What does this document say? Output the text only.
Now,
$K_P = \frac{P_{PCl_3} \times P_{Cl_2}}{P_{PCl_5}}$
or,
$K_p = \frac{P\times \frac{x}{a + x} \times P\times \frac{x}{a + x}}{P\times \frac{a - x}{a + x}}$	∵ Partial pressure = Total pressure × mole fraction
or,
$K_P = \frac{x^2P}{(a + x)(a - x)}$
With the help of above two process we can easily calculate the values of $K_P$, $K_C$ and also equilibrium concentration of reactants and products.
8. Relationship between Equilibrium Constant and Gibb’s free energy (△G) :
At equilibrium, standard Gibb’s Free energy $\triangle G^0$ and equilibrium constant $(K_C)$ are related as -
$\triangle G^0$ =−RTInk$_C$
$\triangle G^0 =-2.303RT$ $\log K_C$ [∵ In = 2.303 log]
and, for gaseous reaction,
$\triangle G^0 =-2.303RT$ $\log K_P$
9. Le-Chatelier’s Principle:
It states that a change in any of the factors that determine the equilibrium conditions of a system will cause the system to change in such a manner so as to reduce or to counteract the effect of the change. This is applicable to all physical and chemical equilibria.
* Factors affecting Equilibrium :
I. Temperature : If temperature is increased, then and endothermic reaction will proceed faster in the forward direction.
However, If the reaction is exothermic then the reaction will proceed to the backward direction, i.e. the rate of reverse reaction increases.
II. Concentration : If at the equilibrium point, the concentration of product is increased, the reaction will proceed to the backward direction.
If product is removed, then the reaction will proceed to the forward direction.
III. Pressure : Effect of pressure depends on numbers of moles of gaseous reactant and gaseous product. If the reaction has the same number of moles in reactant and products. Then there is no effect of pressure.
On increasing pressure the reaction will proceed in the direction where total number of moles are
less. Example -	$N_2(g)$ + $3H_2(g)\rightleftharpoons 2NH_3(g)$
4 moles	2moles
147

[What the task asks] Give back the data above exactly as it appears.

[Output of the task]
What does this document say? Output the text only.
Now,
$K_P = \frac{P_{PCl_3} \times P_{Cl_2}}{P_{PCl_5}}$
or,
$K_p = \frac{P\times \frac{x}{a + x} \times P\times \frac{x}{a + x}}{P\times \frac{a - x}{a + x}}$	∵ Partial pressure = Total pressure × mole fraction
or,
$K_P = \frac{x^2P}{(a + x)(a - x)}$
With the help of above two process we can easily calculate the values of $K_P$, $K_C$ and also equilibrium concentration of reactants and products.
8. Relationship between Equilibrium Constant and Gibb’s free energy (△G) :
At equilibrium, standard Gibb’s Free energy $\triangle G^0$ and equilibrium constant $(K_C)$ are related as -
$\triangle G^0$ =−RTInk$_C$
$\triangle G^0 =-2.303RT$ $\log K_C$ [∵ In = 2.303 log]
and, for gaseous reaction,
$\triangle G^0 =-2.303RT$ $\log K_P$
9. Le-Chatelier’s Principle:
It states that a change in any of the factors that determine the equilibrium conditions of a system will cause the system to change in such a manner so as to reduce or to counteract the effect of the change. This is applicable to all physical and chemical equilibria.
* Factors affecting Equilibrium :
I. Temperature : If temperature is increased, then and endothermic reaction will proceed faster in the forward direction.
However, If the reaction is exothermic then the reaction will proceed to the backward direction, i.e. the rate of reverse reaction increases.
II. Concentration : If at the equilibrium point, the concentration of product is increased, the reaction will proceed to the backward direction.
If product is removed, then the reaction will proceed to the forward direction.
III. Pressure : Effect of pressure depends on numbers of moles of gaseous reactant and gaseous product. If the reaction has the same number of moles in reactant and products. Then there is no effect of pressure.
On increasing pressure the reaction will proceed in the direction where total number of moles are
less. Example -	$N_2(g)$ + $3H_2(g)\rightleftharpoons 2NH_3(g)$
4 moles	2moles
147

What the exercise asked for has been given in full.